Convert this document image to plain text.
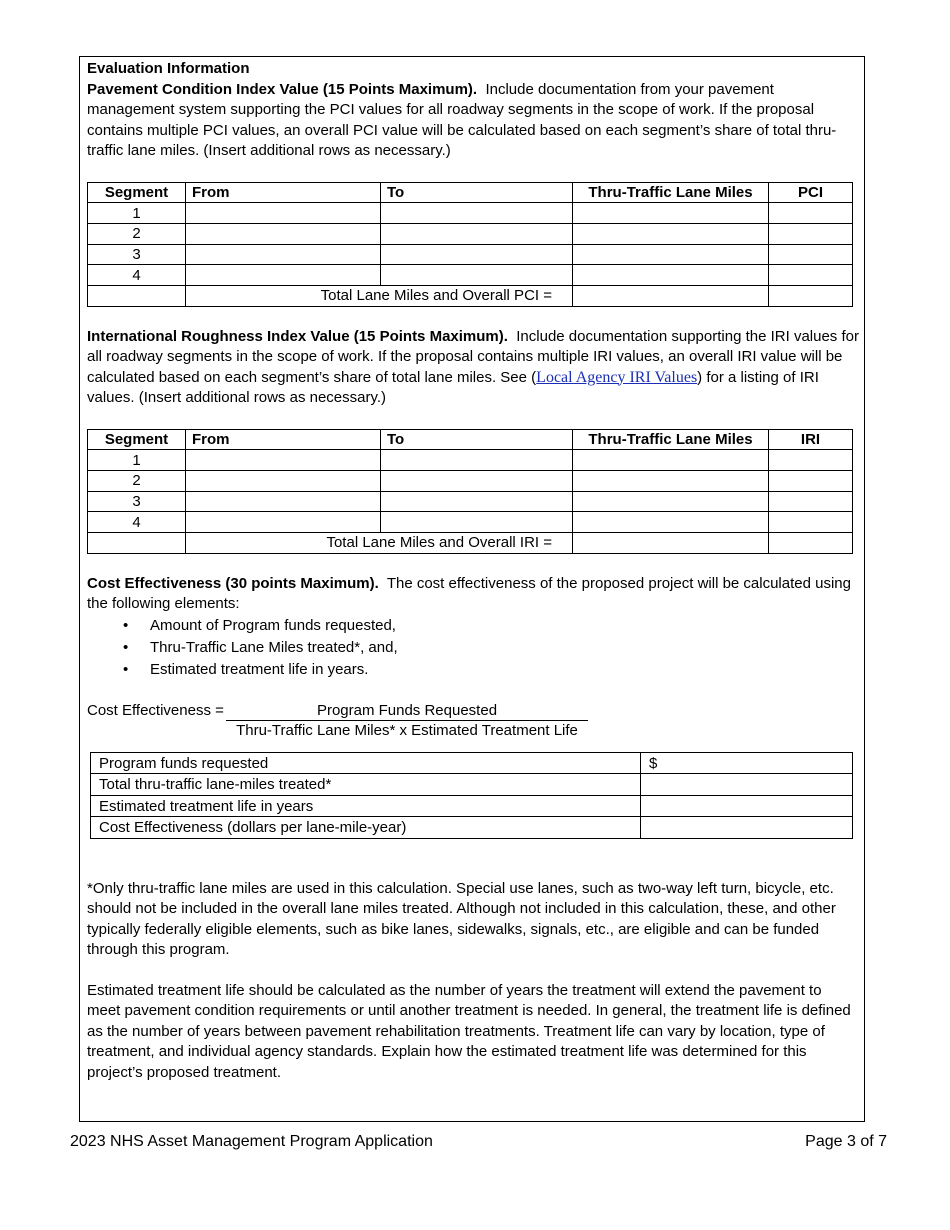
Evaluation Information

Pavement Condition Index Value (15 Points Maximum). Include documentation from your pavement management system supporting the PCI values for all roadway segments in the scope of work. If the proposal contains multiple PCI values, an overall PCI value will be calculated based on each segment’s share of total thru-traffic lane miles. (Insert additional rows as necessary.)

Segment	From	To	Thru-Traffic Lane Miles	PCI
1				
2				
3				
4				
	Total Lane Miles and Overall PCI =			

International Roughness Index Value (15 Points Maximum). Include documentation supporting the IRI values for all roadway segments in the scope of work. If the proposal contains multiple IRI values, an overall IRI value will be calculated based on each segment’s share of total lane miles. See (Local Agency IRI Values) for a listing of IRI values. (Insert additional rows as necessary.)

Segment	From	To	Thru-Traffic Lane Miles	IRI
1				
2				
3				
4				
	Total Lane Miles and Overall IRI =			

Cost Effectiveness (30 points Maximum). The cost effectiveness of the proposed project will be calculated using the following elements:

• Amount of Program funds requested,
• Thru-Traffic Lane Miles treated*, and,
• Estimated treatment life in years.
Cost Effectiveness =	Program Funds Requested
Thru-Traffic Lane Miles* x Estimated Treatment Life
Program funds requested	$
Total thru-traffic lane-miles treated*	
Estimated treatment life in years	
Cost Effectiveness (dollars per lane-mile-year)	

*Only thru-traffic lane miles are used in this calculation. Special use lanes, such as two-way left turn, bicycle, etc. should not be included in the overall lane miles treated. Although not included in this calculation, these, and other typically federally eligible elements, such as bike lanes, sidewalks, signals, etc., are eligible and can be funded through this program.

Estimated treatment life should be calculated as the number of years the treatment will extend the pavement to meet pavement condition requirements or until another treatment is needed. In general, the treatment life is defined as the number of years between pavement rehabilitation treatments. Treatment life can vary by location, type of treatment, and individual agency standards. Explain how the estimated treatment life was determined for this project’s proposed treatment.

2023 NHS Asset Management Program Application	Page 3 of 7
------------
> _Your instructions_:
Restate the entire listing word for word, excluding pictures.

> _The solution_:
Convert this document image to plain text.
Evaluation Information

Pavement Condition Index Value (15 Points Maximum). Include documentation from your pavement management system supporting the PCI values for all roadway segments in the scope of work. If the proposal contains multiple PCI values, an overall PCI value will be calculated based on each segment’s share of total thru-traffic lane miles. (Insert additional rows as necessary.)

Segment	From	To	Thru-Traffic Lane Miles	PCI
1				
2				
3				
4				
	Total Lane Miles and Overall PCI =			

International Roughness Index Value (15 Points Maximum). Include documentation supporting the IRI values for all roadway segments in the scope of work. If the proposal contains multiple IRI values, an overall IRI value will be calculated based on each segment’s share of total lane miles. See (Local Agency IRI Values) for a listing of IRI values. (Insert additional rows as necessary.)

Segment	From	To	Thru-Traffic Lane Miles	IRI
1				
2				
3				
4				
	Total Lane Miles and Overall IRI =			

Cost Effectiveness (30 points Maximum). The cost effectiveness of the proposed project will be calculated using the following elements:

• Amount of Program funds requested,
• Thru-Traffic Lane Miles treated*, and,
• Estimated treatment life in years.
Cost Effectiveness =	Program Funds Requested
Thru-Traffic Lane Miles* x Estimated Treatment Life
Program funds requested	$
Total thru-traffic lane-miles treated*	
Estimated treatment life in years	
Cost Effectiveness (dollars per lane-mile-year)	

*Only thru-traffic lane miles are used in this calculation. Special use lanes, such as two-way left turn, bicycle, etc. should not be included in the overall lane miles treated. Although not included in this calculation, these, and other typically federally eligible elements, such as bike lanes, sidewalks, signals, etc., are eligible and can be funded through this program.

Estimated treatment life should be calculated as the number of years the treatment will extend the pavement to meet pavement condition requirements or until another treatment is needed. In general, the treatment life is defined as the number of years between pavement rehabilitation treatments. Treatment life can vary by location, type of treatment, and individual agency standards. Explain how the estimated treatment life was determined for this project’s proposed treatment.

2023 NHS Asset Management Program Application	Page 3 of 7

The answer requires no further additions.